■ Exercise aim ■
Read through the records below and copy each line that uses the word "this".

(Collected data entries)
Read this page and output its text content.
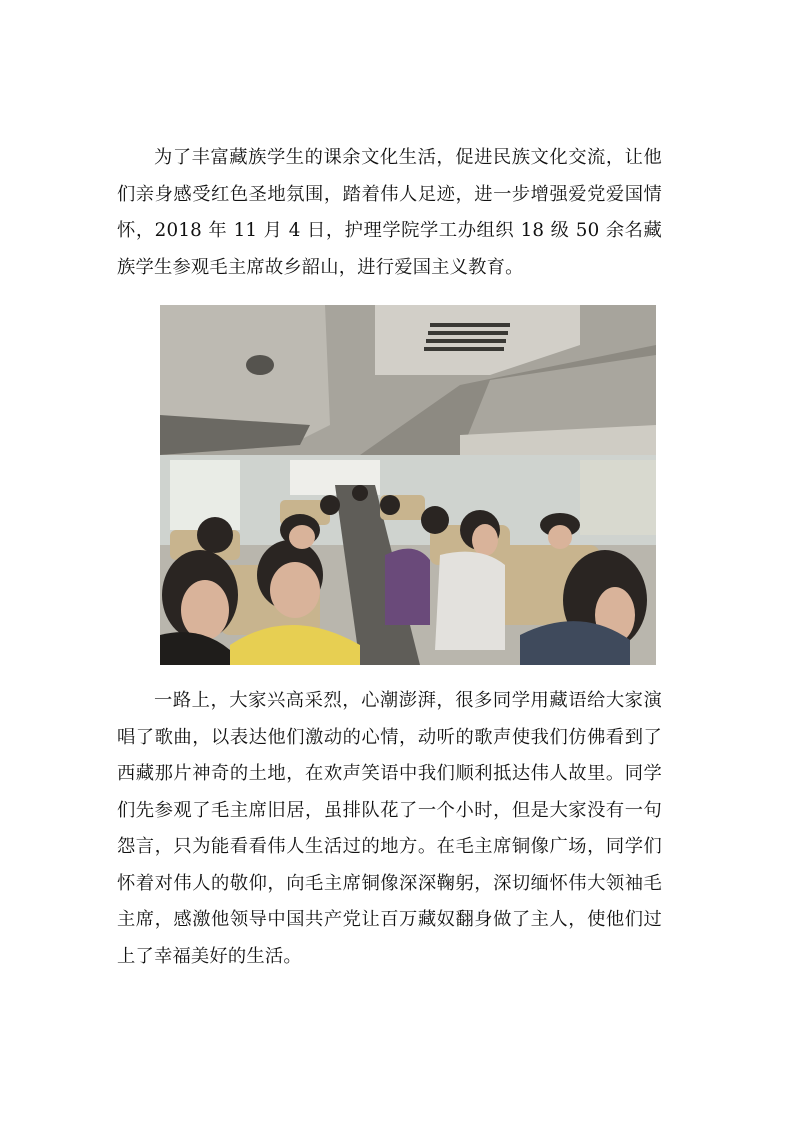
为了丰富藏族学生的课余文化生活，促进民族文化交流，让他们亲身感受红色圣地氛围，踏着伟人足迹，进一步增强爱党爱国情怀，2018 年 11 月 4 日，护理学院学工办组织 18 级 50 余名藏族学生参观毛主席故乡韶山，进行爱国主义教育。

一路上，大家兴高采烈，心潮澎湃，很多同学用藏语给大家演唱了歌曲，以表达他们激动的心情，动听的歌声使我们仿佛看到了西藏那片神奇的土地，在欢声笑语中我们顺利抵达伟人故里。同学们先参观了毛主席旧居，虽排队花了一个小时，但是大家没有一句怨言，只为能看看伟人生活过的地方。在毛主席铜像广场，同学们怀着对伟人的敬仰，向毛主席铜像深深鞠躬，深切缅怀伟大领袖毛主席，感激他领导中国共产党让百万藏奴翻身做了主人，使他们过上了幸福美好的生活。
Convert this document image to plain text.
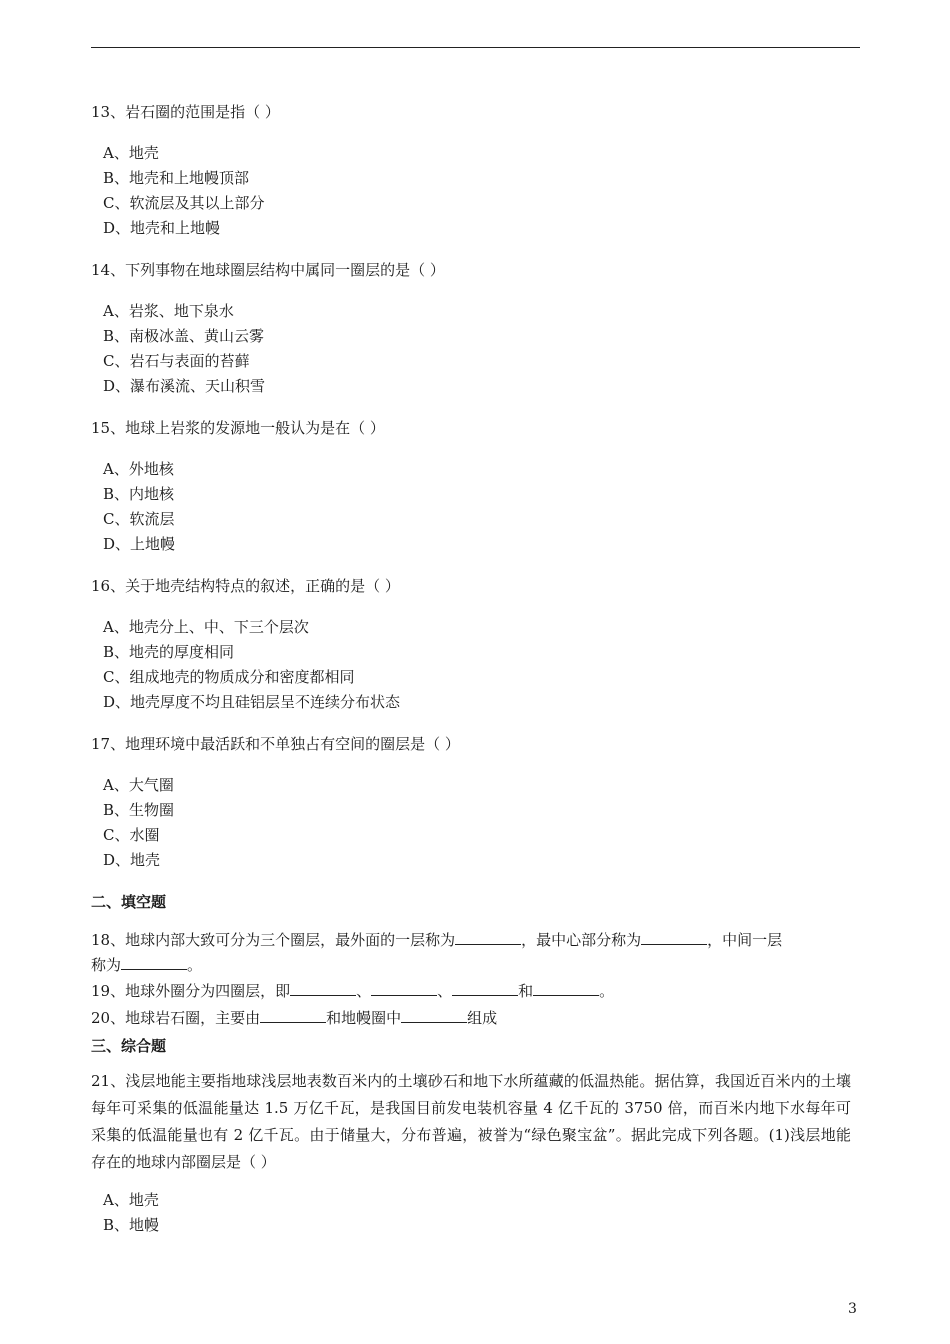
13、岩石圈的范围是指（ ）
A、地壳
B、地壳和上地幔顶部
C、软流层及其以上部分
D、地壳和上地幔
14、下列事物在地球圈层结构中属同一圈层的是（ ）
A、岩浆、地下泉水
B、南极冰盖、黄山云雾
C、岩石与表面的苔藓
D、瀑布溪流、天山积雪
15、地球上岩浆的发源地一般认为是在（ ）
A、外地核
B、内地核
C、软流层
D、上地幔
16、关于地壳结构特点的叙述，正确的是（ ）
A、地壳分上、中、下三个层次
B、地壳的厚度相同
C、组成地壳的物质成分和密度都相同
D、地壳厚度不均且硅铝层呈不连续分布状态
17、地理环境中最活跃和不单独占有空间的圈层是（ ）
A、大气圈
B、生物圈
C、水圈
D、地壳
二、填空题
18、地球内部大致可分为三个圈层，最外面的一层称为	，最中心部分称为	，中间一层
称为	。
19、地球外圈分为四圈层，即	、	、	和	。
20、地球岩石圈，主要由	和地幔圈中	组成
三、综合题
21、浅层地能主要指地球浅层地表数百米内的土壤砂石和地下水所蕴藏的低温热能。据估算，我国近百米内的土壤每年可采集的低温能量达 1.5 万亿千瓦，是我国目前发电装机容量 4 亿千瓦的 3750 倍，而百米内地下水每年可采集的低温能量也有 2 亿千瓦。由于储量大，分布普遍，被誉为“绿色聚宝盆”。据此完成下列各题。(1)浅层地能存在的地球内部圈层是（ ）
A、地壳
B、地幔
3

■ Task output ■
Read this page and output its text content.
Convert this document image to plain text.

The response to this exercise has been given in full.